■ Supplied material
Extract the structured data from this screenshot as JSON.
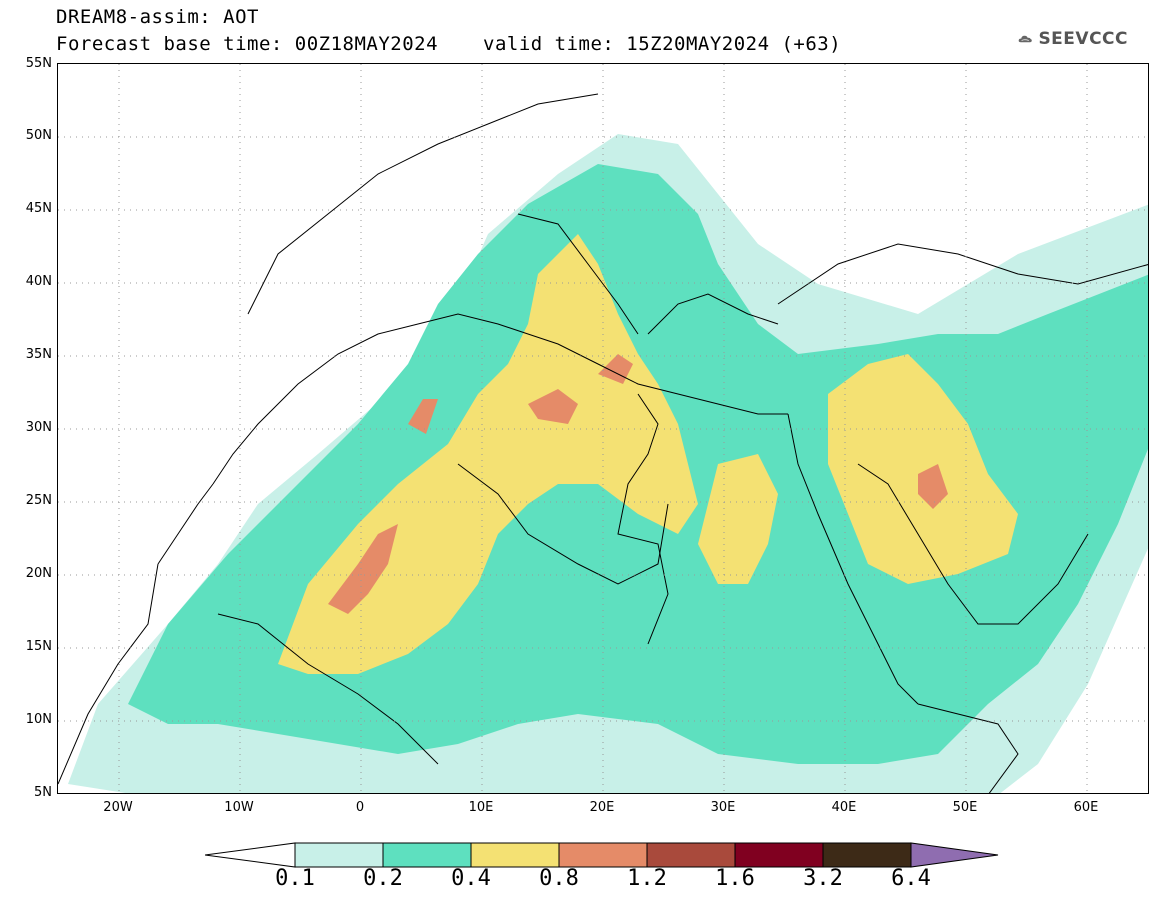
{
  "header": {
    "title_line1": "DREAM8-assim: AOT",
    "title_line2": "Forecast base time: 00Z18MAY2024",
    "valid_time": "valid time: 15Z20MAY2024 (+63)"
  },
  "logo": {
    "text": "SEEVCCC",
    "icon": "cloud-icon"
  },
  "map": {
    "variable": "Aerosol Optical Thickness",
    "lat_range": [
      5,
      55
    ],
    "lon_range": [
      -25,
      65
    ],
    "lat_labels": [
      "55N",
      "50N",
      "45N",
      "40N",
      "35N",
      "30N",
      "25N",
      "20N",
      "15N",
      "10N",
      "5N"
    ],
    "lon_labels": [
      "20W",
      "10W",
      "0",
      "10E",
      "20E",
      "30E",
      "40E",
      "50E",
      "60E"
    ],
    "gridlines": "dotted"
  },
  "colorbar": {
    "levels": [
      "0.1",
      "0.2",
      "0.4",
      "0.8",
      "1.2",
      "1.6",
      "3.2",
      "6.4"
    ],
    "colors": [
      "#c8f0e8",
      "#5ee0bf",
      "#f4e173",
      "#e58b68",
      "#a94a3c",
      "#800020",
      "#3d2a17",
      "#8f6db0"
    ],
    "under_color": "#ffffff"
  }
}
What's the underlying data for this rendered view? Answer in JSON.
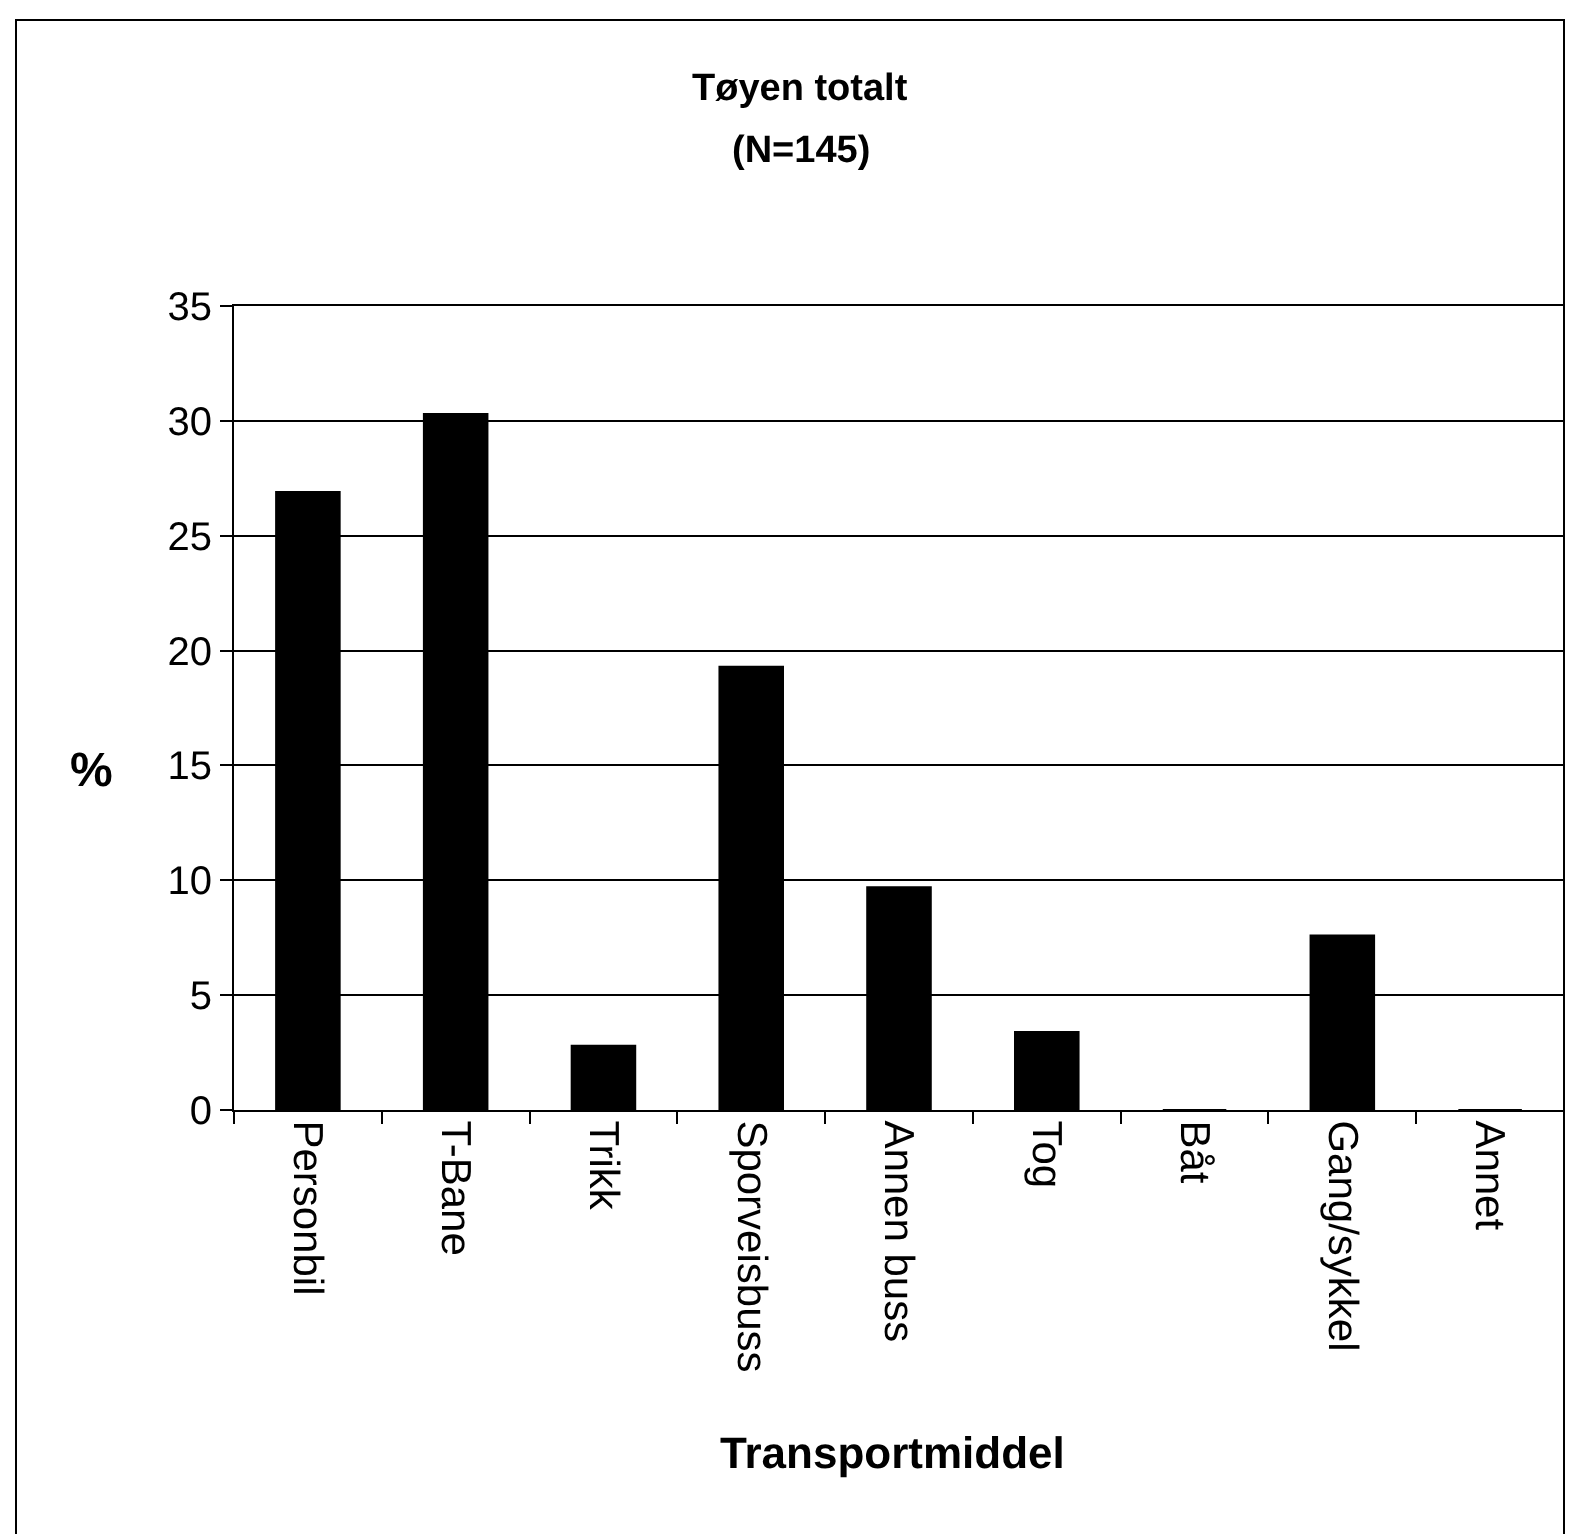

■ Given instruction
Leave the pictures out, and transcribe each of the records exactly.

■ Expected output
Extract the structured data from this screenshot as JSON.
{
  "header": {
    "title_line1": "DREAM8-assim: AOT",
    "title_line2": "Forecast base time: 00Z18MAY2024",
    "valid_time": "valid time: 15Z20MAY2024 (+63)"
  },
  "logo": {
    "text": "SEEVCCC",
    "icon": "cloud-icon"
  },
  "map": {
    "variable": "Aerosol Optical Thickness",
    "lat_range": [
      5,
      55
    ],
    "lon_range": [
      -25,
      65
    ],
    "lat_labels": [
      "55N",
      "50N",
      "45N",
      "40N",
      "35N",
      "30N",
      "25N",
      "20N",
      "15N",
      "10N",
      "5N"
    ],
    "lon_labels": [
      "20W",
      "10W",
      "0",
      "10E",
      "20E",
      "30E",
      "40E",
      "50E",
      "60E"
    ],
    "gridlines": "dotted"
  },
  "colorbar": {
    "levels": [
      "0.1",
      "0.2",
      "0.4",
      "0.8",
      "1.2",
      "1.6",
      "3.2",
      "6.4"
    ],
    "colors": [
      "#c8f0e8",
      "#5ee0bf",
      "#f4e173",
      "#e58b68",
      "#a94a3c",
      "#800020",
      "#3d2a17",
      "#8f6db0"
    ],
    "under_color": "#ffffff"
  }
}
What's the underlying data for this rendered view? Answer in JSON.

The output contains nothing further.